** 掲載本文 **
★ ★ ★

大惨事となった事故現場で社員一丸、献身的な救出活動

大惨事となった事故現場で
社員一丸、献身的な救出活動

取材・文:清丸恵三郎

日本スピンドル製造(株)の長く重かった日

05年4月25日朝、兵庫県尼崎市の日本スピンドル製造(株)本社工場では、いつものように整斉と各職場で業務がスタートし、機械がうなりを立て始めていた。

9時20分ころ、総務グループ安全担当、笹山常俊(当時51歳)は防災に関する打ち合わせをしていたところ、電話が入った。「電車が脱線、多数の死傷者が出ている」

電話の主は西一工場という、西北端にある工場の班長からだった。笹山は自社の工場に電車が突っ込んだかと思い、大急ぎで現場へ向かった。途中で事故現場を見てきた社員と出会い、事故現場は通用門と道一つ隔てたマンションだと分かった。顔面蒼白の彼は、「車内にたくさんの人達が取り残されており、すぐに救出しないとみんな死んでしまう。救出に行く許可をくれ」と叫ぶように言う。

★ ★ ★

** データ抜粋 **
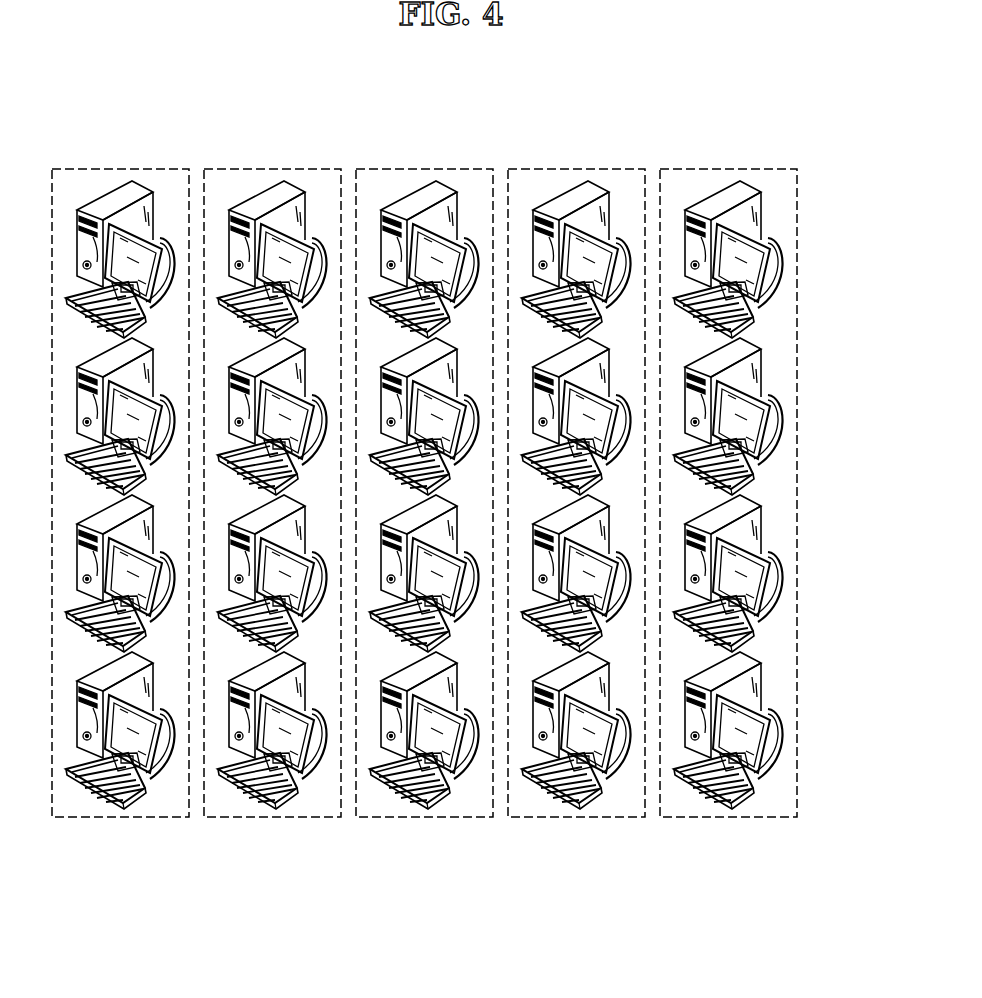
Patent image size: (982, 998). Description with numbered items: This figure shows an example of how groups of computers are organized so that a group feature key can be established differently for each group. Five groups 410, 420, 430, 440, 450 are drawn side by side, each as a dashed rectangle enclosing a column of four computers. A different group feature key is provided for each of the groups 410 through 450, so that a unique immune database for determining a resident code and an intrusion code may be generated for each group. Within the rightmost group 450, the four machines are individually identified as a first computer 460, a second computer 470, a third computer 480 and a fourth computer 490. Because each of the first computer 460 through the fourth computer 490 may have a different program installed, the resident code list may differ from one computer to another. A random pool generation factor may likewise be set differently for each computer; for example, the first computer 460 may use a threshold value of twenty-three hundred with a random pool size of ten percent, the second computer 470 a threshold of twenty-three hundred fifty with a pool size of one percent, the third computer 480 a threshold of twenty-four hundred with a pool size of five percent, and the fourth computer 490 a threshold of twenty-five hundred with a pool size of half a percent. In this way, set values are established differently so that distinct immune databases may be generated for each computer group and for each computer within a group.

The group 410 is at (120, 817).
The group 420 is at (272, 817).
The group 430 is at (424, 817).
The group 440 is at (576, 817).
The group 450 is at (778, 556).
The first computer 460 is at (763, 220).
The second computer 470 is at (763, 377).
The third computer 480 is at (763, 534).
The fourth computer 490 is at (763, 691).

★ ★ ★

** 記述課題 1 **
掲載本文によると、笹山常俊が大急ぎで現場へ向かったのはなぜか。1～3文で説明せよ。
** 記述課題 2 **
掲載本文の内容を2文で要約せよ。
** 記述課題 3 **
掲載本文の「大惨事となった事故現場で社員一丸、献身的な救出活動」から「線、多数の死傷者が出ている」」までの部分を、「打ち合わせ」を「会議」に差し替えて書き直せ。
記録は参照しなくてよい。

** 解答 1 **
「電車が脱線、多数の死傷者が出ている」という電話を受けた笹山は、自社の工場に電車が突っ込んだのかと思ったからである。

** 解答 2 **
05年4月25日の9時20分ころ、兵庫県尼崎市の日本スピンドル製造本社工場で、総務グループ安全担当の笹山常俊に、電車が脱線して多数の死傷者が出ているという電話が西一工場の班長から入った。笹山が現場へ向かう途中で、事故現場は通用門と道一つ隔てたマンションだと分かり、事故現場を見てきた社員が、車内に取り残された人達を救出に行く許可を求めた。

** 解答 3 **
大惨事となった事故現場で社員一丸、献身的な救出活動

大惨事となった事故現場で
社員一丸、献身的な救出活動

取材・文:清丸恵三郎

日本スピンドル製造(株)の長く重かった日

05年4月25日朝、兵庫県尼崎市の日本スピンドル製造(株)本社工場では、いつものように整斉と各職場で業務がスタートし、機械がうなりを立て始めていた。

9時20分ころ、総務グループ安全担当、笹山常俊(当時51歳)は防災に関する会議をしていたところ、電話が入った。「電車が脱線、多数の死傷者が出ている」